• _Written problem_:
Write out all the lines again, precisely as they stand, but without the images.

• _Records for processing_:
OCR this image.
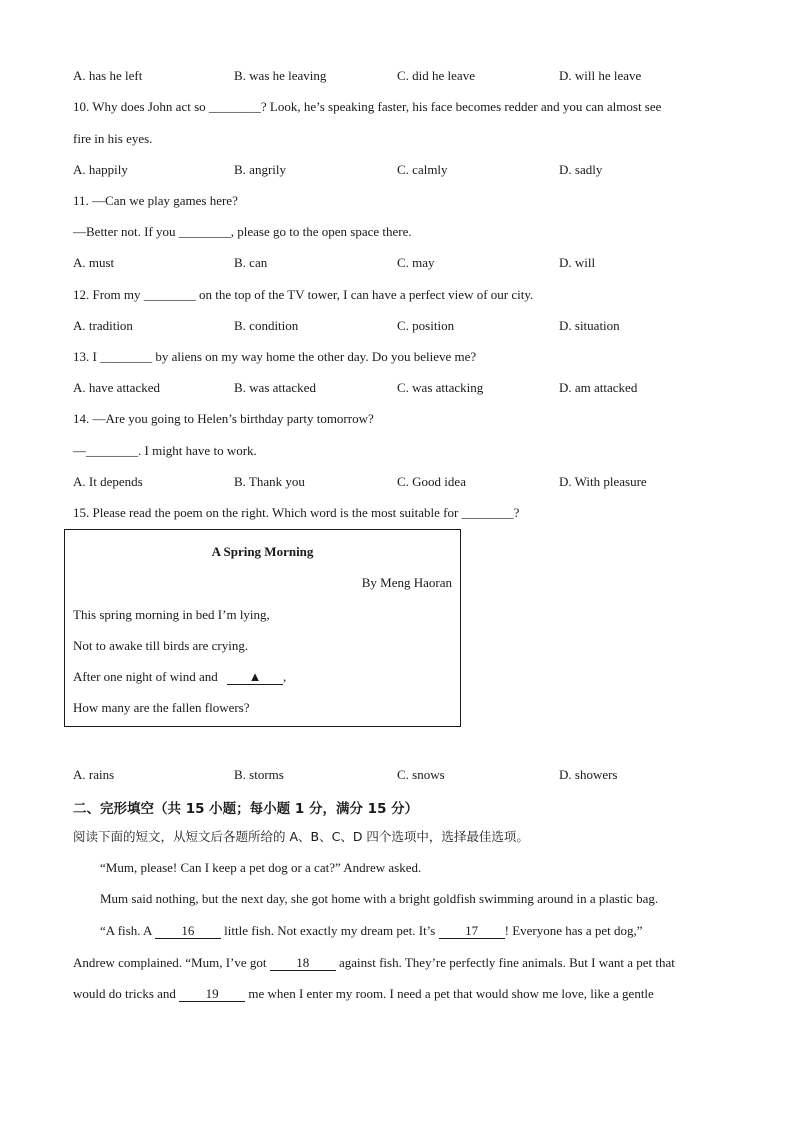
A. has he left	B. was he leaving	C. did he leave	D. will he leave
10. Why does John act so ________? Look, he’s speaking faster, his face becomes redder and you can almost see
fire in his eyes.
A. happily	B. angrily	C. calmly	D. sadly
11. —Can we play games here?
—Better not. If you ________, please go to the open space there.
A. must	B. can	C. may	D. will
12. From my ________ on the top of the TV tower, I can have a perfect view of our city.
A. tradition	B. condition	C. position	D. situation
13. I ________ by aliens on my way home the other day. Do you believe me?
A. have attacked	B. was attacked	C. was attacking	D. am attacked
14. —Are you going to Helen’s birthday party tomorrow?
—________. I might have to work.
A. It depends	B. Thank you	C. Good idea	D. With pleasure
15. Please read the poem on the right. Which word is the most suitable for ________?
A Spring Morning
By Meng Haoran
This spring morning in bed I’m lying,
Not to awake till birds are crying.
After one night of wind and ▲ ,
How many are the fallen flowers?
A. rains	B. storms	C. snows	D. showers
二、完形填空（共 15 小题；每小题 1 分，满分 15 分）
阅读下面的短文，从短文后各题所给的 A、B、C、D 四个选项中，选择最佳选项。
“Mum, please! Can I keep a pet dog or a cat?” Andrew asked.
Mum said nothing, but the next day, she got home with a bright goldfish swimming around in a plastic bag.
“A fish. A 16 little fish. Not exactly my dream pet. It’s 17 ! Everyone has a pet dog,”
Andrew complained. “Mum, I’ve got 18 against fish. They’re perfectly fine animals. But I want a pet that
would do tricks and 19 me when I enter my room. I need a pet that would show me love, like a gentle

• _Output of the exercise_:
OCR this image.
A. has he left	B. was he leaving	C. did he leave	D. will he leave
10. Why does John act so ________? Look, he’s speaking faster, his face becomes redder and you can almost see
fire in his eyes.
A. happily	B. angrily	C. calmly	D. sadly
11. —Can we play games here?
—Better not. If you ________, please go to the open space there.
A. must	B. can	C. may	D. will
12. From my ________ on the top of the TV tower, I can have a perfect view of our city.
A. tradition	B. condition	C. position	D. situation
13. I ________ by aliens on my way home the other day. Do you believe me?
A. have attacked	B. was attacked	C. was attacking	D. am attacked
14. —Are you going to Helen’s birthday party tomorrow?
—________. I might have to work.
A. It depends	B. Thank you	C. Good idea	D. With pleasure
15. Please read the poem on the right. Which word is the most suitable for ________?
A Spring Morning
By Meng Haoran
This spring morning in bed I’m lying,
Not to awake till birds are crying.
After one night of wind and ▲ ,
How many are the fallen flowers?
A. rains	B. storms	C. snows	D. showers
二、完形填空（共 15 小题；每小题 1 分，满分 15 分）
阅读下面的短文，从短文后各题所给的 A、B、C、D 四个选项中，选择最佳选项。
“Mum, please! Can I keep a pet dog or a cat?” Andrew asked.
Mum said nothing, but the next day, she got home with a bright goldfish swimming around in a plastic bag.
“A fish. A 16 little fish. Not exactly my dream pet. It’s 17 ! Everyone has a pet dog,”
Andrew complained. “Mum, I’ve got 18 against fish. They’re perfectly fine animals. But I want a pet that
would do tricks and 19 me when I enter my room. I need a pet that would show me love, like a gentle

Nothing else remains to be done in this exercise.